- Written exercise: Report the count of lines where the string "coordinate" appears, and nothing else.

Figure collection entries
--- Start ---
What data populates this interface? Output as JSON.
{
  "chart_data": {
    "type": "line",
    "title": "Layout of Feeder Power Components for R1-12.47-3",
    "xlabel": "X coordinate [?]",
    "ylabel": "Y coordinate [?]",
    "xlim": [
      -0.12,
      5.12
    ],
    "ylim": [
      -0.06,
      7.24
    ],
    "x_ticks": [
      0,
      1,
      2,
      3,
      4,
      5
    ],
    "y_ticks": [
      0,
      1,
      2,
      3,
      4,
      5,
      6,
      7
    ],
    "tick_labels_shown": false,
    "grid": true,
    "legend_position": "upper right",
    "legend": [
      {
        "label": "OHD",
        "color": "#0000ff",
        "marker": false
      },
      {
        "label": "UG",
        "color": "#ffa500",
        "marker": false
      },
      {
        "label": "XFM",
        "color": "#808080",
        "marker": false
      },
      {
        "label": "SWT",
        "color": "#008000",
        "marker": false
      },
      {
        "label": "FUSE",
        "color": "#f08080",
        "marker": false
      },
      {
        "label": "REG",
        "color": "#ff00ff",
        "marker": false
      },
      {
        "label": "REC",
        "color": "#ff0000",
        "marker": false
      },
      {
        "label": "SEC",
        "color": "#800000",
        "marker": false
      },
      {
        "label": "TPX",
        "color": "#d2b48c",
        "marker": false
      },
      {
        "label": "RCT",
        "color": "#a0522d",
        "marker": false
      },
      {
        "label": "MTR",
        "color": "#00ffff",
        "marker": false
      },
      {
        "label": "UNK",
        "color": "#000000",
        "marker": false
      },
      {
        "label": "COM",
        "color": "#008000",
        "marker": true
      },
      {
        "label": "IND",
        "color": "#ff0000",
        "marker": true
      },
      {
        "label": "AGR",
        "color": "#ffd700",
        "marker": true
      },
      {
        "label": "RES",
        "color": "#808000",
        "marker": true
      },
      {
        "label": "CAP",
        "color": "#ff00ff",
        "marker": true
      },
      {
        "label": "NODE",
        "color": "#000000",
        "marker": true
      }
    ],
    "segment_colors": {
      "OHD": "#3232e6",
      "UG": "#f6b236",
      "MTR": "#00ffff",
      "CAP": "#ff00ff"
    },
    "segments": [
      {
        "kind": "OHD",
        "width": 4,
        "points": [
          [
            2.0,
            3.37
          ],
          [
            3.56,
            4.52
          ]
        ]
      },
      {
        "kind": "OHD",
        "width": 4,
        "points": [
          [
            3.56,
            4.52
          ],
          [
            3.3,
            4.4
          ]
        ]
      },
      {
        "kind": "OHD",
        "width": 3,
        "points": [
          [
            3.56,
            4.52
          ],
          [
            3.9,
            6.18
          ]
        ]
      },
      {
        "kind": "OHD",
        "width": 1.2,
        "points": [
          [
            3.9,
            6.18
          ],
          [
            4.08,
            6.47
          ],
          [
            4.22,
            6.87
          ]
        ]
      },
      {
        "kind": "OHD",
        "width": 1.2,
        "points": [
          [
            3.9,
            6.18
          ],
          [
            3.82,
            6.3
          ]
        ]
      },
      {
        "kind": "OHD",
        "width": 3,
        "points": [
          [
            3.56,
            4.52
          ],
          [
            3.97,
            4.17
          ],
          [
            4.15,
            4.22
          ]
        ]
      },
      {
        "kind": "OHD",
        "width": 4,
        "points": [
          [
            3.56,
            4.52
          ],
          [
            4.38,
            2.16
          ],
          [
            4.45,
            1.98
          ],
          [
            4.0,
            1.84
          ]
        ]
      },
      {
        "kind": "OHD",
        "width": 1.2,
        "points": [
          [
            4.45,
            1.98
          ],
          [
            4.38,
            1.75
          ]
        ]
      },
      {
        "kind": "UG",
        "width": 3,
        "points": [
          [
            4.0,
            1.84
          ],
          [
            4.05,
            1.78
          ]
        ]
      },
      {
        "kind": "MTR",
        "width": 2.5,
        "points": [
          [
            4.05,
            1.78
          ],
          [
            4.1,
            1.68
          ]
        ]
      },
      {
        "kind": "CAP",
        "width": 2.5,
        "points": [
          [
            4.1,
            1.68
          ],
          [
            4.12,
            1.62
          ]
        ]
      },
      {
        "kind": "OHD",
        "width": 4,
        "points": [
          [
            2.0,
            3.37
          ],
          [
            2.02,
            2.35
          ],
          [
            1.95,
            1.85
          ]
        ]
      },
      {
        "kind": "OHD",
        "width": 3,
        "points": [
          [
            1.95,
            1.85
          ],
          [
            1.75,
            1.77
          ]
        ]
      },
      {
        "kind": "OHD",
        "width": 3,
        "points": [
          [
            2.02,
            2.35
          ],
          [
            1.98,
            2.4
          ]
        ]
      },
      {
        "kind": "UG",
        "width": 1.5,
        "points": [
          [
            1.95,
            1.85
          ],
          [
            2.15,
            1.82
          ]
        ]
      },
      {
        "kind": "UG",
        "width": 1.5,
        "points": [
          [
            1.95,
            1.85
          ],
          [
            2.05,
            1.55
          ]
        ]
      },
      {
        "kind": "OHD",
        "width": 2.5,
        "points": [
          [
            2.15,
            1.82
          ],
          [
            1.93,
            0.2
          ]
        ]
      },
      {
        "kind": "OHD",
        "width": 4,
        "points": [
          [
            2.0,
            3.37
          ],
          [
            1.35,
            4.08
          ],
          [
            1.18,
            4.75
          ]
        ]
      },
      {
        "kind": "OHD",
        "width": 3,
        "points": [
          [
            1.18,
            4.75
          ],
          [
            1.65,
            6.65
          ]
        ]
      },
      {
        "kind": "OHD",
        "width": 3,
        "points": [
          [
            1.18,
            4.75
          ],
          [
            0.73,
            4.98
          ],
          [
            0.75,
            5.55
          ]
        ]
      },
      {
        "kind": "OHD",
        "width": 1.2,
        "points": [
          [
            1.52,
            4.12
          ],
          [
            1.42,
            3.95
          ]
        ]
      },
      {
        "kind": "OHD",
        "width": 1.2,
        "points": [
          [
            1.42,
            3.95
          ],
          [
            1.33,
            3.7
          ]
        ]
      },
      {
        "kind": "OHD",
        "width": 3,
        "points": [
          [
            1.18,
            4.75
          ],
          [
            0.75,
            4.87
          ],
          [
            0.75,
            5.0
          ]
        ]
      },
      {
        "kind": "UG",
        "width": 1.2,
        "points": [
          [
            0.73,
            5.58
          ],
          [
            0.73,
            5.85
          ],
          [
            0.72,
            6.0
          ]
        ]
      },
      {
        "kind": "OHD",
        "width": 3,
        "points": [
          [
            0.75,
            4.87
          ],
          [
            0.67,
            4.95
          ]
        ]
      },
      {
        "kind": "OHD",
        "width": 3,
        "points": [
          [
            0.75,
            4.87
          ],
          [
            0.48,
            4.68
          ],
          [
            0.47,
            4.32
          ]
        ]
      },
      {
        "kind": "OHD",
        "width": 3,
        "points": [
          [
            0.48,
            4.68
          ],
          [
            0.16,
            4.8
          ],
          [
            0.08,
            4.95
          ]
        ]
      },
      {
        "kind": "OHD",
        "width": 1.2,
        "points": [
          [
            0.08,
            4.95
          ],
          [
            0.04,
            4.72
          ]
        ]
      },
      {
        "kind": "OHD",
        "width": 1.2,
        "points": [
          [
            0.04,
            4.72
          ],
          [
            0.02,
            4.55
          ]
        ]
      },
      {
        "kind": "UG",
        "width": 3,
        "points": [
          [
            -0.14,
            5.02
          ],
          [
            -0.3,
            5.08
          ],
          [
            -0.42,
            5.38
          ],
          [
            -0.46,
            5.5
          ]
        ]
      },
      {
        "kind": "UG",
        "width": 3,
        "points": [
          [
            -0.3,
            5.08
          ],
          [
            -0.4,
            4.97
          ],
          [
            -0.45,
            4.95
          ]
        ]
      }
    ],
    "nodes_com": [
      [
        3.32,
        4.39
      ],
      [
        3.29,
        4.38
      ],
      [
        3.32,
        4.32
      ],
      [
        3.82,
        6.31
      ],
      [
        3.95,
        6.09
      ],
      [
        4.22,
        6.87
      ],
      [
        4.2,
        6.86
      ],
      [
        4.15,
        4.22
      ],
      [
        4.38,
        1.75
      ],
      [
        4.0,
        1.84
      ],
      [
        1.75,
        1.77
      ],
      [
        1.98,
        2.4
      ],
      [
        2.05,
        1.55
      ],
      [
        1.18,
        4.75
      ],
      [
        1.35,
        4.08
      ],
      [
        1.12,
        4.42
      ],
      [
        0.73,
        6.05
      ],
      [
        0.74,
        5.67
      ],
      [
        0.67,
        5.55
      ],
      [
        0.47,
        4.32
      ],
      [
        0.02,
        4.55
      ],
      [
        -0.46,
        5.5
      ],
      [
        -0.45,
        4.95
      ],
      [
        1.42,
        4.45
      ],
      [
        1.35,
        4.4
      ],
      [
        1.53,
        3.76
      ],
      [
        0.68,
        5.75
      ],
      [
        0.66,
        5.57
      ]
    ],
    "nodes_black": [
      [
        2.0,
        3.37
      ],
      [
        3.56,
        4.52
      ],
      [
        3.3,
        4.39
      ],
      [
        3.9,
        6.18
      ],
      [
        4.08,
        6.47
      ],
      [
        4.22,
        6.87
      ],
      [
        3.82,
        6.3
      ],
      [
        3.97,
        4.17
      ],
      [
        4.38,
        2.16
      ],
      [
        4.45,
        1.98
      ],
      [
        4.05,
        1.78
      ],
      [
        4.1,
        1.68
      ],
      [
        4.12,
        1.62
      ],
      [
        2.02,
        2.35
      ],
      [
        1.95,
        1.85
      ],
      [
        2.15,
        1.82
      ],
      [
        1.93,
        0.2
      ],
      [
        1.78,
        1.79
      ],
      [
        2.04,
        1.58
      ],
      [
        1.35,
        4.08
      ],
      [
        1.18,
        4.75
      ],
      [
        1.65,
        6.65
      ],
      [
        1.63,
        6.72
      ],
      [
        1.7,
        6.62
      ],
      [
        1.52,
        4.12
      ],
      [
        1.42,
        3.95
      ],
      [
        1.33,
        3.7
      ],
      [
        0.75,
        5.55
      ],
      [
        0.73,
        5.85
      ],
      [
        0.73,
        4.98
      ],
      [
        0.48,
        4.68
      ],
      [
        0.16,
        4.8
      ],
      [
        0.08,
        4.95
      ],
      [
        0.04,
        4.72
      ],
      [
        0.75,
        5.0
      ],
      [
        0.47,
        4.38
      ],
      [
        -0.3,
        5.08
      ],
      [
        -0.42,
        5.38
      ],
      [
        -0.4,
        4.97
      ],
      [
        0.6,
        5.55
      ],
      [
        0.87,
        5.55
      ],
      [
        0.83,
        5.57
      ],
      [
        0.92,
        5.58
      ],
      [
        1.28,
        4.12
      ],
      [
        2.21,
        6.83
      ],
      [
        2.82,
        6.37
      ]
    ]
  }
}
--- End ---
- Task solution: 2